══ Record set

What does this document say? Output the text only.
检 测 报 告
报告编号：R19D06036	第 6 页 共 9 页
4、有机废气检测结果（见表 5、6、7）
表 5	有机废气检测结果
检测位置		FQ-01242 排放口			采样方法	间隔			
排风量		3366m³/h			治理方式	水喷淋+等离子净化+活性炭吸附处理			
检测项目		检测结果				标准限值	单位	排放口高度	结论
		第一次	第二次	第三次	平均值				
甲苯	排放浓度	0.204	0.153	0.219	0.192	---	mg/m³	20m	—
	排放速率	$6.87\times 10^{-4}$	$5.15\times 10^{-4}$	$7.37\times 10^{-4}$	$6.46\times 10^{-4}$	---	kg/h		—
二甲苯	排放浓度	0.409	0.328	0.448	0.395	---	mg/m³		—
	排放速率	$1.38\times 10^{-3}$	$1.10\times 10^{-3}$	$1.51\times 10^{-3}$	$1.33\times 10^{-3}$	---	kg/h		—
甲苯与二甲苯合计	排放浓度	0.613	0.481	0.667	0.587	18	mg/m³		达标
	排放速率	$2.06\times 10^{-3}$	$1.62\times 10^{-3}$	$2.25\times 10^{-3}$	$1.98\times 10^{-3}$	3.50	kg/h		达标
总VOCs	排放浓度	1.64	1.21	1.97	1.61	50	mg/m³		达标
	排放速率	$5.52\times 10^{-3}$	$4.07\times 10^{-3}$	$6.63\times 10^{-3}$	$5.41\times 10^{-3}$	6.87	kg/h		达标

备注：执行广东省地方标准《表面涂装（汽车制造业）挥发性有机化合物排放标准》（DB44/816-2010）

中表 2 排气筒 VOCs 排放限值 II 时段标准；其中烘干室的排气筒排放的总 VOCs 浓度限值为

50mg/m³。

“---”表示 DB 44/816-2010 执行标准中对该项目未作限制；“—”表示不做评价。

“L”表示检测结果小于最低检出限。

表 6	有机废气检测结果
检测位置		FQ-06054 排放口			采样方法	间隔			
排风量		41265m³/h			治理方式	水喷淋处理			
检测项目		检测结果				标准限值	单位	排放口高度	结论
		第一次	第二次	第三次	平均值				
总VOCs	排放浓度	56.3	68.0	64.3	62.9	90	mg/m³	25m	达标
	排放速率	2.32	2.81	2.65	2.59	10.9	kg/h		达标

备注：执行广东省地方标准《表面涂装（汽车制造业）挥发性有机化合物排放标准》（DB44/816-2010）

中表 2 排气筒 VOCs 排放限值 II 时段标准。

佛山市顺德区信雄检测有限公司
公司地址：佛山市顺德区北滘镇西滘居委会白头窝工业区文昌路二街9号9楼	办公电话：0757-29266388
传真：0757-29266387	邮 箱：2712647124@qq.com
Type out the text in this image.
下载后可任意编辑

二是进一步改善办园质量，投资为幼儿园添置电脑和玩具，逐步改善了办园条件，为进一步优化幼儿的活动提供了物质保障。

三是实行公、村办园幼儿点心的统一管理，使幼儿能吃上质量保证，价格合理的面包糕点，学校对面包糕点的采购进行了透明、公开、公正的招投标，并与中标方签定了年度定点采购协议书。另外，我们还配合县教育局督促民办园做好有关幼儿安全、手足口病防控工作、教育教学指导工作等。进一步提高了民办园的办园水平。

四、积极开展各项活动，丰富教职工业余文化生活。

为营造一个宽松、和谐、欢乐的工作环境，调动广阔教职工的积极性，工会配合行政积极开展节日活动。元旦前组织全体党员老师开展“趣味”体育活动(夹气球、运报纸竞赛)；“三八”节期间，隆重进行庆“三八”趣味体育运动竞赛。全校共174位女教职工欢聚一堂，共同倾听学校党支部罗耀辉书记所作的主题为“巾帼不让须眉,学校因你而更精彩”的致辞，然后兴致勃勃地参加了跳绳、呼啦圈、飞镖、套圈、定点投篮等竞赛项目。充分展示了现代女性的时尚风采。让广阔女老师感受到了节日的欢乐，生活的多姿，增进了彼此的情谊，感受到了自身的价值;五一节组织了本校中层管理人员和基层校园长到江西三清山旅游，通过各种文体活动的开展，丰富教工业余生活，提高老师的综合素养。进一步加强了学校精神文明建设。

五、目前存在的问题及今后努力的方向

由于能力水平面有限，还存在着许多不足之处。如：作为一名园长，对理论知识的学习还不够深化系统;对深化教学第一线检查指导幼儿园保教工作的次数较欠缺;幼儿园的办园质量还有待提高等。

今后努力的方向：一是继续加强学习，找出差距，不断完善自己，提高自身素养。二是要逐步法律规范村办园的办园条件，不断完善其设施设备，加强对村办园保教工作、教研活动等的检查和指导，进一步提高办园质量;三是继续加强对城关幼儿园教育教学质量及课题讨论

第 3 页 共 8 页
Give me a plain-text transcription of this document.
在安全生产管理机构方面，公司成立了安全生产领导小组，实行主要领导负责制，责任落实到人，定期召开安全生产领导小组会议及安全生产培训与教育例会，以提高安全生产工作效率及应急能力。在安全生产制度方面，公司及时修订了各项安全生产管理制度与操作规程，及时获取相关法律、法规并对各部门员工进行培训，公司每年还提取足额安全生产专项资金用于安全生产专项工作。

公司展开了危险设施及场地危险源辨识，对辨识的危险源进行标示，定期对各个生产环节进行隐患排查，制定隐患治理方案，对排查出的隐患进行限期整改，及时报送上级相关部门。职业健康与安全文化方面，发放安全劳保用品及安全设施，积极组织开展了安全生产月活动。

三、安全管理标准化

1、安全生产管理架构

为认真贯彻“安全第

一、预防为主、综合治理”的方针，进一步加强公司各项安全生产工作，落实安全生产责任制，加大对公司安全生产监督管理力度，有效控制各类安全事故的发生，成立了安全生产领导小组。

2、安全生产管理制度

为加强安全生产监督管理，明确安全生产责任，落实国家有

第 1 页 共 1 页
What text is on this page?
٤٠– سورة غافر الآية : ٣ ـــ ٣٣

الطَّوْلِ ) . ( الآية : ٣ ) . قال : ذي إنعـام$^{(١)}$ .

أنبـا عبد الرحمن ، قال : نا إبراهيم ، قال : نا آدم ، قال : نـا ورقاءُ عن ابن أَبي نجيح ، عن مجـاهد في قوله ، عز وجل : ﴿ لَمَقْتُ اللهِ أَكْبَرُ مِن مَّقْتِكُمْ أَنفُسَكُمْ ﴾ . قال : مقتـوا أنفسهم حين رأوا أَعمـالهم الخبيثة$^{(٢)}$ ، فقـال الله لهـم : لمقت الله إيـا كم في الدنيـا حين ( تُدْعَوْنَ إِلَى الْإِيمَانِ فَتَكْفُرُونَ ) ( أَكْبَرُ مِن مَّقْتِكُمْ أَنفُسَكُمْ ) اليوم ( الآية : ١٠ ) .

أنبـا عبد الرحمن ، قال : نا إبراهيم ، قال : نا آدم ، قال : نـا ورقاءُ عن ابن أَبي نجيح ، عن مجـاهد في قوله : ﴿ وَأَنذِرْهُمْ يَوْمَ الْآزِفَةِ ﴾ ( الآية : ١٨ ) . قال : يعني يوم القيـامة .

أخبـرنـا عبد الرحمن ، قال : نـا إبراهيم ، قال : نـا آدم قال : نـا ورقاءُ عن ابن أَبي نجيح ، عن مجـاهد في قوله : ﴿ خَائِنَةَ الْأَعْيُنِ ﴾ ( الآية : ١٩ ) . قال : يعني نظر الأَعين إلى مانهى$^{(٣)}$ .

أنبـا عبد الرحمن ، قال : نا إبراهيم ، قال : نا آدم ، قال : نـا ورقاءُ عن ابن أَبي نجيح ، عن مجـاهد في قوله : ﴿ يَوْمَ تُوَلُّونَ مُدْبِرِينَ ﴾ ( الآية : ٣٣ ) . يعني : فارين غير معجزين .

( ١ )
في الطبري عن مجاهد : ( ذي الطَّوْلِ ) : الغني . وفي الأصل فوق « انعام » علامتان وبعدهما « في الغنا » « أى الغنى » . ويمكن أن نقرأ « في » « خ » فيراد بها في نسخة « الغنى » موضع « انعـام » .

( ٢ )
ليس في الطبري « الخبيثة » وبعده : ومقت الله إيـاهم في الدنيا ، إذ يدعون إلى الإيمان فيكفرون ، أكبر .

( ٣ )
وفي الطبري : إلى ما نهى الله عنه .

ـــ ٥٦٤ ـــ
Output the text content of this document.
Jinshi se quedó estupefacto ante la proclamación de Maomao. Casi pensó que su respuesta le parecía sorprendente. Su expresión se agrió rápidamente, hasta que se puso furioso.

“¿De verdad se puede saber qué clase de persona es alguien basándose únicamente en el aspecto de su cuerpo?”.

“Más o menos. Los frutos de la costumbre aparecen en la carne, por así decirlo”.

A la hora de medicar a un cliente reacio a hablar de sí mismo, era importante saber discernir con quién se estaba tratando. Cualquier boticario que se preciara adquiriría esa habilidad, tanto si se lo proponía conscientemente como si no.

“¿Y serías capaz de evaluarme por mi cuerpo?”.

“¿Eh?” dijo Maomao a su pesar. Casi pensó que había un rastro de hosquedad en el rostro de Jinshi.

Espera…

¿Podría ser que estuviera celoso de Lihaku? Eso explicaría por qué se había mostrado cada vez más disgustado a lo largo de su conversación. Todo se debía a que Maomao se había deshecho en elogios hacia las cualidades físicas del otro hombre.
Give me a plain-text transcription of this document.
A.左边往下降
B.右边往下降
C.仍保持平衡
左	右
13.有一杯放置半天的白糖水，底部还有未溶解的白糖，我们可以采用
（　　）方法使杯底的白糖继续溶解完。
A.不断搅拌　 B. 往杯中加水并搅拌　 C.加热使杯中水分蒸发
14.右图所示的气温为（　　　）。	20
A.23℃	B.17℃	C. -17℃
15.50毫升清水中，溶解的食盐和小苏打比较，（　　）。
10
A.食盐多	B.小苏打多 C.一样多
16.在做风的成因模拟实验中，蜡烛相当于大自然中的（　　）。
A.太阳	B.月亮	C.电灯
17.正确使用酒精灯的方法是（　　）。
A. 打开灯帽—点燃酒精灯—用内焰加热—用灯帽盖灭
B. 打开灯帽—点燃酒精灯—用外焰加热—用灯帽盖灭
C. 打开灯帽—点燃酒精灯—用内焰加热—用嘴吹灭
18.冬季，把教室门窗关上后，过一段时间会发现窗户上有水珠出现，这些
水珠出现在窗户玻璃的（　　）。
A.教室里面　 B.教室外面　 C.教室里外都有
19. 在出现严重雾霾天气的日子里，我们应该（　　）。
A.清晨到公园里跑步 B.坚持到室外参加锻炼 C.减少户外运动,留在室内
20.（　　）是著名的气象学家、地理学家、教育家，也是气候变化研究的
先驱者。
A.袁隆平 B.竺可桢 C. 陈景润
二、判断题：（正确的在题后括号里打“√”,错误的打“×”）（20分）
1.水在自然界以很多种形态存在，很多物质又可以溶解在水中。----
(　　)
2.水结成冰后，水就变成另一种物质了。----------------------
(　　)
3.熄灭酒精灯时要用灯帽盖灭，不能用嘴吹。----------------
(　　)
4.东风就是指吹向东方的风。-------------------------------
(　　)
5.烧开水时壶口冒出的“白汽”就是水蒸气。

════

Reply with nothing but the number of lines that contain the word "saber".

## Completed exercise:
2